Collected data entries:
-=-=-=-=-
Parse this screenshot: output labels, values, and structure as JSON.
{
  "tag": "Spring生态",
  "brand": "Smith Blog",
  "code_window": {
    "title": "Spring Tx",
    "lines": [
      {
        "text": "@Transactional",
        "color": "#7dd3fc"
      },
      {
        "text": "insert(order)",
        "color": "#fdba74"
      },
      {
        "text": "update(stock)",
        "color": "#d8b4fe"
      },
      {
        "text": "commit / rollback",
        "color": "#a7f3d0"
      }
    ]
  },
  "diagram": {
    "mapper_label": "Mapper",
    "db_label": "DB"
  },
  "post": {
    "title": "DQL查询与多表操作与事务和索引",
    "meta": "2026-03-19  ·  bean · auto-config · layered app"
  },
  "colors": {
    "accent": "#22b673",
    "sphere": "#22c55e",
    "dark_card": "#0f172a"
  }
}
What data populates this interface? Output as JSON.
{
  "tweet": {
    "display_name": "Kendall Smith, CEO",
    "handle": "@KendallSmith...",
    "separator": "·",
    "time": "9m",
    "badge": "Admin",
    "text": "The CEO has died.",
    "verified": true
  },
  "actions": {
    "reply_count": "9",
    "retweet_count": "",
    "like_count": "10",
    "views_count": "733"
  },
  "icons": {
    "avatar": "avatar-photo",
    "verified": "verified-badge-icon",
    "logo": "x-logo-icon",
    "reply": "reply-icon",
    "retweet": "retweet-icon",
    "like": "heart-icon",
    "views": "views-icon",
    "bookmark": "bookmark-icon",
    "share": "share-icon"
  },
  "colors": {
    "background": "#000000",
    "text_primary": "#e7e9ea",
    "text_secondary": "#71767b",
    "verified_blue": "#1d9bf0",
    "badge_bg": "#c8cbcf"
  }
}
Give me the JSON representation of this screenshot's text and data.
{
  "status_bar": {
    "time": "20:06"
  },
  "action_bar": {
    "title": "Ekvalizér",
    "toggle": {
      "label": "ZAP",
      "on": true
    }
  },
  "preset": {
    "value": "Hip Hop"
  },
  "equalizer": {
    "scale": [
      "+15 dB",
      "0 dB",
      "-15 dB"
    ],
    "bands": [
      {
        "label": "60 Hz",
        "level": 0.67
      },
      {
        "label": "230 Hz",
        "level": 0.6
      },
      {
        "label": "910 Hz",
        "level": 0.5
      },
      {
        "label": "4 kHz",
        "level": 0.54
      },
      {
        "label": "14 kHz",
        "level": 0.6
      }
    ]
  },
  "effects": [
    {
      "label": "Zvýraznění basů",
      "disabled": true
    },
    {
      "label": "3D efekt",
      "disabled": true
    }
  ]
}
-=-=-=-=-
*What is expected*:
Each record must be returned exactly as it is written.

*Exercise result*:
Parse this screenshot: output labels, values, and structure as JSON.
{
  "tag": "Spring生态",
  "brand": "Smith Blog",
  "code_window": {
    "title": "Spring Tx",
    "lines": [
      {
        "text": "@Transactional",
        "color": "#7dd3fc"
      },
      {
        "text": "insert(order)",
        "color": "#fdba74"
      },
      {
        "text": "update(stock)",
        "color": "#d8b4fe"
      },
      {
        "text": "commit / rollback",
        "color": "#a7f3d0"
      }
    ]
  },
  "diagram": {
    "mapper_label": "Mapper",
    "db_label": "DB"
  },
  "post": {
    "title": "DQL查询与多表操作与事务和索引",
    "meta": "2026-03-19  ·  bean · auto-config · layered app"
  },
  "colors": {
    "accent": "#22b673",
    "sphere": "#22c55e",
    "dark_card": "#0f172a"
  }
}
What data populates this interface? Output as JSON.
{
  "tweet": {
    "display_name": "Kendall Smith, CEO",
    "handle": "@KendallSmith...",
    "separator": "·",
    "time": "9m",
    "badge": "Admin",
    "text": "The CEO has died.",
    "verified": true
  },
  "actions": {
    "reply_count": "9",
    "retweet_count": "",
    "like_count": "10",
    "views_count": "733"
  },
  "icons": {
    "avatar": "avatar-photo",
    "verified": "verified-badge-icon",
    "logo": "x-logo-icon",
    "reply": "reply-icon",
    "retweet": "retweet-icon",
    "like": "heart-icon",
    "views": "views-icon",
    "bookmark": "bookmark-icon",
    "share": "share-icon"
  },
  "colors": {
    "background": "#000000",
    "text_primary": "#e7e9ea",
    "text_secondary": "#71767b",
    "verified_blue": "#1d9bf0",
    "badge_bg": "#c8cbcf"
  }
}
Give me the JSON representation of this screenshot's text and data.
{
  "status_bar": {
    "time": "20:06"
  },
  "action_bar": {
    "title": "Ekvalizér",
    "toggle": {
      "label": "ZAP",
      "on": true
    }
  },
  "preset": {
    "value": "Hip Hop"
  },
  "equalizer": {
    "scale": [
      "+15 dB",
      "0 dB",
      "-15 dB"
    ],
    "bands": [
      {
        "label": "60 Hz",
        "level": 0.67
      },
      {
        "label": "230 Hz",
        "level": 0.6
      },
      {
        "label": "910 Hz",
        "level": 0.5
      },
      {
        "label": "4 kHz",
        "level": 0.54
      },
      {
        "label": "14 kHz",
        "level": 0.6
      }
    ]
  },
  "effects": [
    {
      "label": "Zvýraznění basů",
      "disabled": true
    },
    {
      "label": "3D efekt",
      "disabled": true
    }
  ]
}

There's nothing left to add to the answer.